━━━━━ DATA SECTION ━━━━━
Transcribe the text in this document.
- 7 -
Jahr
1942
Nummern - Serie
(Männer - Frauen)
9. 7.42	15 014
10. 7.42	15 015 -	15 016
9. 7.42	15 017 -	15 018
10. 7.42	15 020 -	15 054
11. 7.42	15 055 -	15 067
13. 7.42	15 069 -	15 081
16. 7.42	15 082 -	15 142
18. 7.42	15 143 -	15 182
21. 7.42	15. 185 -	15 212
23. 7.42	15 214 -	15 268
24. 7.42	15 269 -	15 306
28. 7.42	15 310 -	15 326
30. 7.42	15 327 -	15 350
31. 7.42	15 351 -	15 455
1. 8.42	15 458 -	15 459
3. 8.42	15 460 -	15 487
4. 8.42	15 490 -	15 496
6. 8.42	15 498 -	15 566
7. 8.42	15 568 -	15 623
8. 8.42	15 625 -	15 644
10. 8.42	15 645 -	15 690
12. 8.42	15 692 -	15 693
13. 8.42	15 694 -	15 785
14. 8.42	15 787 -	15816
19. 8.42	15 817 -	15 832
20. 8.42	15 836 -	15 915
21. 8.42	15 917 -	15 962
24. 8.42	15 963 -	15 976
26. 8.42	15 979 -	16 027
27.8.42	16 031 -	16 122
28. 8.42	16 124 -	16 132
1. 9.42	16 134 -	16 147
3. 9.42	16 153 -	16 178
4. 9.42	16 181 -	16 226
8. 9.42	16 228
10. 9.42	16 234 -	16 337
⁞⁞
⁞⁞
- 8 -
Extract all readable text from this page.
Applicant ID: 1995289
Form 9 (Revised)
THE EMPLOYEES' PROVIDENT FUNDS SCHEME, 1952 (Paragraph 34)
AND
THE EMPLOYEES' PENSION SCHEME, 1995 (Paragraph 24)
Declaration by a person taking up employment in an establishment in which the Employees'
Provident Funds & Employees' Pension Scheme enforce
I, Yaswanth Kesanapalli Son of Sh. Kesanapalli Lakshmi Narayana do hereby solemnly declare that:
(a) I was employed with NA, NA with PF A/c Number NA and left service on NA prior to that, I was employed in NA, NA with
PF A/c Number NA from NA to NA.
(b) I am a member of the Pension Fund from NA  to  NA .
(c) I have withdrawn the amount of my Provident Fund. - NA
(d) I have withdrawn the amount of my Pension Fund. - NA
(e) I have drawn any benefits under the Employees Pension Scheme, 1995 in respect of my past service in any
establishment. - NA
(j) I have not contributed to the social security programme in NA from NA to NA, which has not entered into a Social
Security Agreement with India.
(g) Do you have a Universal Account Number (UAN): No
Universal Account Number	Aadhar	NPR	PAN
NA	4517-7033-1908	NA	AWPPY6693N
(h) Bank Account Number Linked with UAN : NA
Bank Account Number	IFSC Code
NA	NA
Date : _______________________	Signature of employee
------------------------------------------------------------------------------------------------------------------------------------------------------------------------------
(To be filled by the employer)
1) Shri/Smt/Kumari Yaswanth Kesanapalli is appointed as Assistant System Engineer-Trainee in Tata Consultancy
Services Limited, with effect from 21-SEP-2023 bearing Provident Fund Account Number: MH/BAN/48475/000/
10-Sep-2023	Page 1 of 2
━━━━━
**SET TASK**
Only the number is wanted: how many lines in the entries above contain the string "text"?

**WRITTEN RESPONSE**
2